§ **EXERCISE PROMPT**
Carry on the account of Ḥujjat and the Báb from the point where it stops.

§ **GIVEN TEXT**

The Mujtahid Who Sent a Messenger: Ḥujjat Investigates the Báb
Nabíl-i-A'ẓam, The Dawn-Breakers: Nabíl's Narrative of the Early Days of the Bahá'í Revelation, (1932), Bahá'í Publishing Trust · Read original
When in Bahá'í history
Zanján (today: Zanján, Iran)

A retelling drawn from Nabíl's The Dawn-Breakers, the chronicle of the early days of the Faith, together with the accounts preserved in standard Bahá'í histories. Phrases in quotation marks are words preserved in that record.
In the city of Zanján, in the years before the Cause of the Báb had shaken Persia, there lived a religious leader unlike most of his fellows. Mullá Muḥammad-'Alíy-i-Zanjání was a mujtahid — a cleric of the highest rank, learned in the law and entitled to give independent legal judgments — and he was reckoned among the ablest ecclesiastical figures of his age. But what set him apart was not merely his learning. It was his independence. Where other divines moved in a herd, anxious never to stray from the safe consensus of their colleagues, this man thought for himself. He had a reputation for boldness, for breaking with the crowd when his own conscience and reason pointed another way, and for caring more for the truth as he saw it than for the approval of his peers. Such a man had already made himself enemies.
Then the news came. From the south, out of Shíráz, reports began to spread of a young Merchant who had advanced a stupendous claim — that He was the bearer of a new Revelation from God, the Promised One whom the faithful had long awaited. The report was the kind that divides people instantly. Most of the clergy reacted as clergy so often do to anything that threatens the established order: with reflexive hostility, condemning what they had not examined, denouncing what they did not understand. To join the chorus of denunciation would have cost Ḥujjat nothing and preserved everything — his rank, his income, his standing among the learned.

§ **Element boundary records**
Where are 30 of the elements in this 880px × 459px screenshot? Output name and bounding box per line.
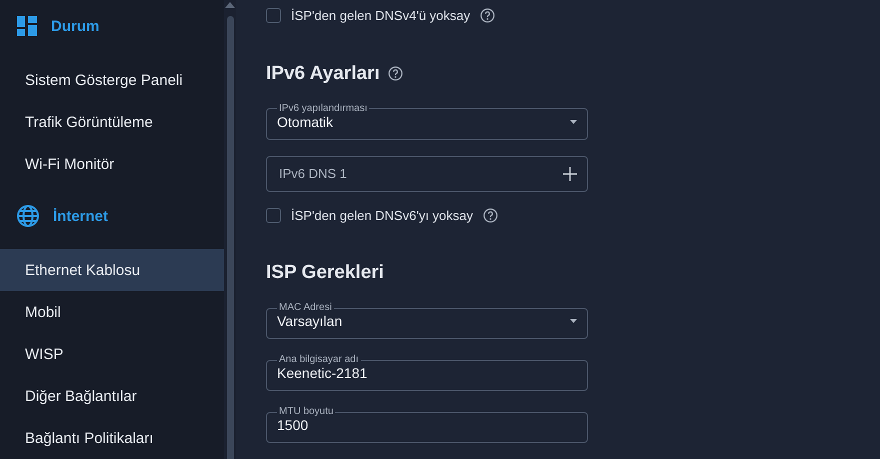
input-field[interactable]: MTU boyutu 1500	[266, 407, 588, 443]
checkbox-label: İSP'den gelen DNSv4'ü yoksay	[291, 8, 470, 24]
sidebar-item[interactable]: Trafik Görüntüleme	[0, 101, 224, 143]
help-icon[interactable]	[388, 66, 403, 82]
input-field[interactable]: Ana bilgisayar adı Keenetic-2181	[266, 355, 588, 391]
help-icon[interactable]	[483, 208, 498, 223]
checkbox[interactable]	[266, 208, 281, 223]
checkbox-label: İSP'den gelen DNSv6'yı yoksay	[291, 208, 473, 223]
help-icon[interactable]	[480, 8, 496, 24]
caret-icon	[570, 120, 577, 124]
scrollbar[interactable]	[224, 0, 236, 459]
globe-icon	[17, 205, 39, 227]
dashboard-icon	[17, 16, 37, 36]
sidebar-item[interactable]: WISP	[0, 333, 224, 375]
sidebar-item[interactable]: Ethernet Kablosu	[0, 249, 224, 291]
select-field[interactable]: IPv6 yapılandırması Otomatik	[266, 104, 588, 140]
sidebar-item[interactable]: Bağlantı Politikaları	[0, 417, 224, 459]
checkbox[interactable]	[266, 8, 281, 24]
section-title[interactable]: İnternet	[53, 208, 108, 224]
input-field[interactable]: IPv6 DNS 1	[266, 156, 588, 192]
section-heading: ISP Gerekleri	[266, 262, 384, 284]
sidebar-item[interactable]: Mobil	[0, 291, 224, 333]
sidebar-item[interactable]: Wi-Fi Monitör	[0, 143, 224, 185]
caret-icon	[570, 319, 577, 323]
section-heading: IPv6 Ayarları	[266, 62, 380, 85]
select-field[interactable]: MAC Adresi Varsayılan	[266, 303, 588, 339]
plus-icon[interactable]	[563, 166, 577, 180]
section-title[interactable]: Durum	[51, 18, 100, 34]
sidebar-item[interactable]: Diğer Bağlantılar	[0, 375, 224, 417]
sidebar-item[interactable]: Sistem Gösterge Paneli	[0, 59, 224, 101]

§ **ANSWER TO THIS TASK**
He did not join the chorus. But neither did he simply believe the rumours and rush to embrace the new claim on hearsay. He did something harder and rarer than either: he set out to find out. He dispatched his most trusted messenger, a man named Mullá Iskandar, to journey to the source, to enquire directly into the claims of the new Revelation, to observe the Báb and His followers with his own eyes, and to bring back a faithful account. Ḥujjat would not decide the gravest question of his life on the strength of gossip, whether hostile or favourable. He would investigate.
Mullá Iskandar made the journey and carried out his charge. He saw for himself; he weighed what he saw; and when he returned to Zanján, the report he brought was such that it could not be dismissed. With the messenger came something more than a report — a sealed letter from the Báb Himself, addressed to the mujtahid of Zanján. When Ḥujjat opened and read it, he found that the Báb had conferred upon him one of His own titles — Ḥujjat, meaning "the Proof" or "the Argument" — and had called upon him to proclaim from the pulpit, without the least reservation, the fundamental teachings of the new Faith.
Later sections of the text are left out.